● **Task directions**: The records should be repeated word for word, pictures excluded.

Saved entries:
::::

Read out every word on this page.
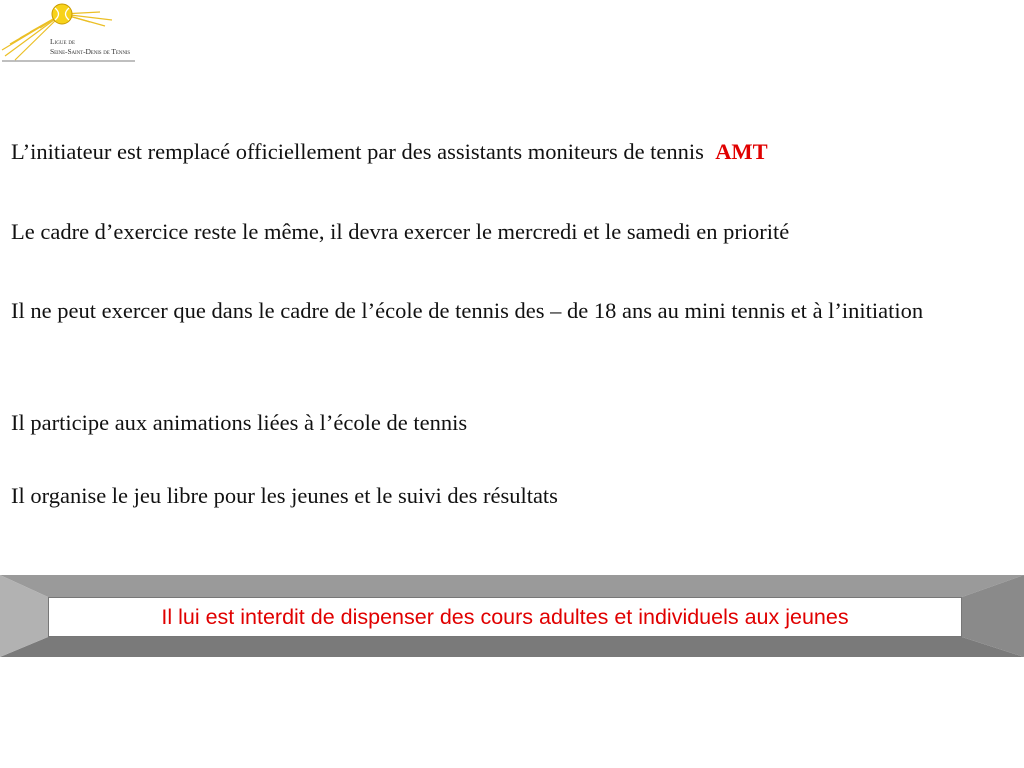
Ligue de
Seine-Saint-Denis de Tennis

L’initiateur est remplacé officiellement par des assistants moniteurs de tennis AMT

Le cadre d’exercice reste le même, il devra exercer le mercredi et le samedi en priorité

Il ne peut exercer que dans le cadre de l’école de tennis des – de 18 ans au mini tennis et à l’initiation

Il participe aux animations liées à l’école de tennis

Il organise le jeu libre pour les jeunes et le suivi des résultats

Il lui est interdit de dispenser des cours adultes et individuels aux jeunes
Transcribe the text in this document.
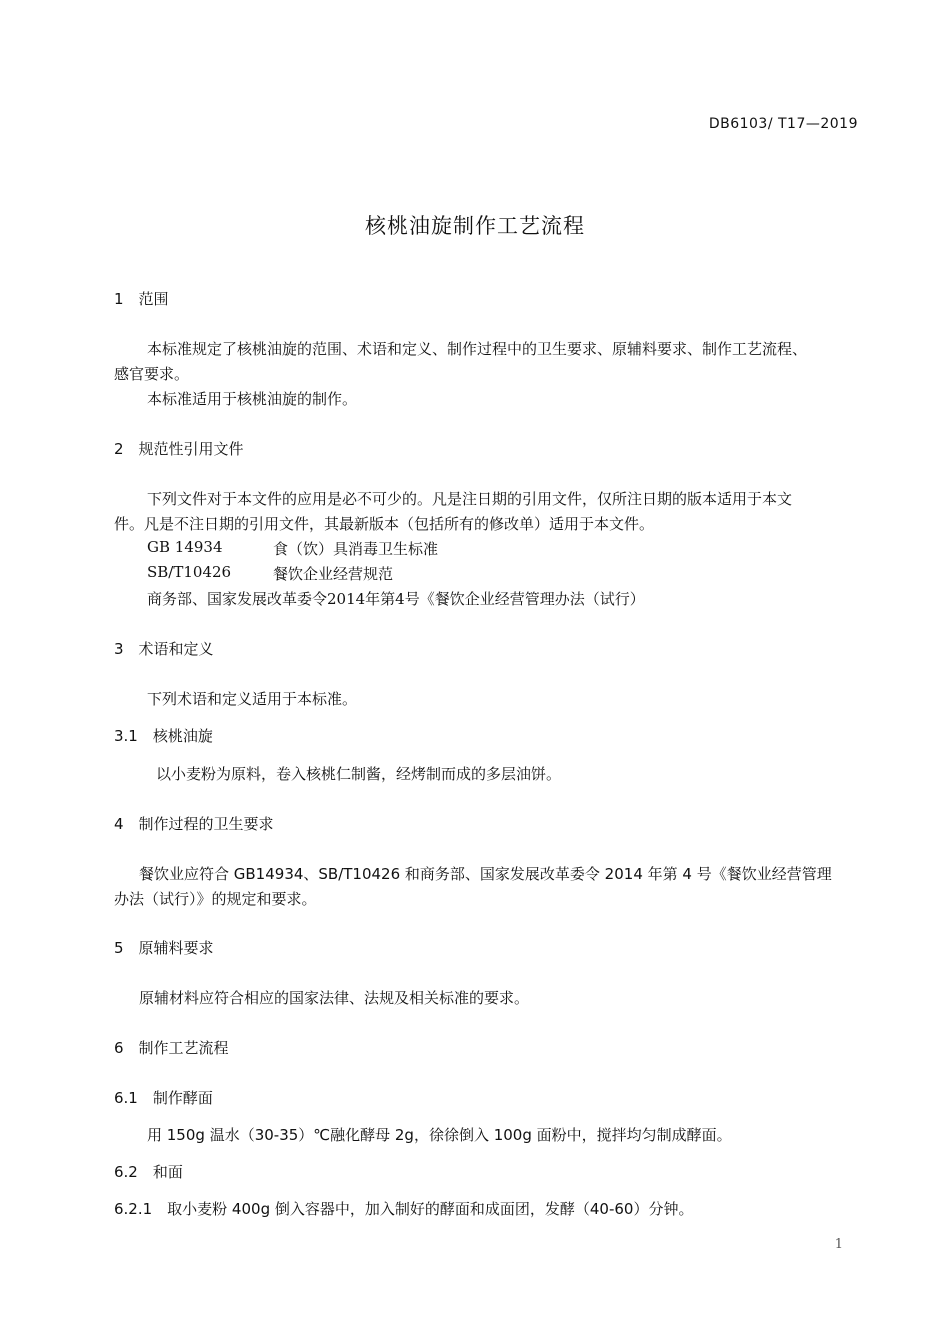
DB6103/ T17—2019
核桃油旋制作工艺流程
1　范围
本标准规定了核桃油旋的范围、术语和定义、制作过程中的卫生要求、原辅料要求、制作工艺流程、
感官要求。
本标准适用于核桃油旋的制作。
2　规范性引用文件
下列文件对于本文件的应用是必不可少的。凡是注日期的引用文件，仅所注日期的版本适用于本文
件。凡是不注日期的引用文件，其最新版本（包括所有的修改单）适用于本文件。
GB 14934	食（饮）具消毒卫生标准
SB/T10426	餐饮企业经营规范
商务部、国家发展改革委令2014年第4号《餐饮企业经营管理办法（试行）
3　术语和定义
下列术语和定义适用于本标准。
3.1　核桃油旋
以小麦粉为原料，卷入核桃仁制酱，经烤制而成的多层油饼。
4　制作过程的卫生要求
餐饮业应符合 GB14934、SB/T10426 和商务部、国家发展改革委令 2014 年第 4 号《餐饮业经营管理
办法（试行）》的规定和要求。
5　原辅料要求
原辅材料应符合相应的国家法律、法规及相关标准的要求。
6　制作工艺流程
6.1　制作酵面
用 150g 温水（30-35）℃融化酵母 2g，徐徐倒入 100g 面粉中，搅拌均匀制成酵面。
6.2　和面
6.2.1　取小麦粉 400g 倒入容器中，加入制好的酵面和成面团，发酵（40-60）分钟。
1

::::

● **Solution to this exercise**:
Read out every word on this page.
Ligue de
Seine-Saint-Denis de Tennis

L’initiateur est remplacé officiellement par des assistants moniteurs de tennis AMT

Le cadre d’exercice reste le même, il devra exercer le mercredi et le samedi en priorité

Il ne peut exercer que dans le cadre de l’école de tennis des – de 18 ans au mini tennis et à l’initiation

Il participe aux animations liées à l’école de tennis

Il organise le jeu libre pour les jeunes et le suivi des résultats

Il lui est interdit de dispenser des cours adultes et individuels aux jeunes
Transcribe the text in this document.
DB6103/ T17—2019
核桃油旋制作工艺流程
1　范围
本标准规定了核桃油旋的范围、术语和定义、制作过程中的卫生要求、原辅料要求、制作工艺流程、
感官要求。
本标准适用于核桃油旋的制作。
2　规范性引用文件
下列文件对于本文件的应用是必不可少的。凡是注日期的引用文件，仅所注日期的版本适用于本文
件。凡是不注日期的引用文件，其最新版本（包括所有的修改单）适用于本文件。
GB 14934	食（饮）具消毒卫生标准
SB/T10426	餐饮企业经营规范
商务部、国家发展改革委令2014年第4号《餐饮企业经营管理办法（试行）
3　术语和定义
下列术语和定义适用于本标准。
3.1　核桃油旋
以小麦粉为原料，卷入核桃仁制酱，经烤制而成的多层油饼。
4　制作过程的卫生要求
餐饮业应符合 GB14934、SB/T10426 和商务部、国家发展改革委令 2014 年第 4 号《餐饮业经营管理
办法（试行）》的规定和要求。
5　原辅料要求
原辅材料应符合相应的国家法律、法规及相关标准的要求。
6　制作工艺流程
6.1　制作酵面
用 150g 温水（30-35）℃融化酵母 2g，徐徐倒入 100g 面粉中，搅拌均匀制成酵面。
6.2　和面
6.2.1　取小麦粉 400g 倒入容器中，加入制好的酵面和成面团，发酵（40-60）分钟。
1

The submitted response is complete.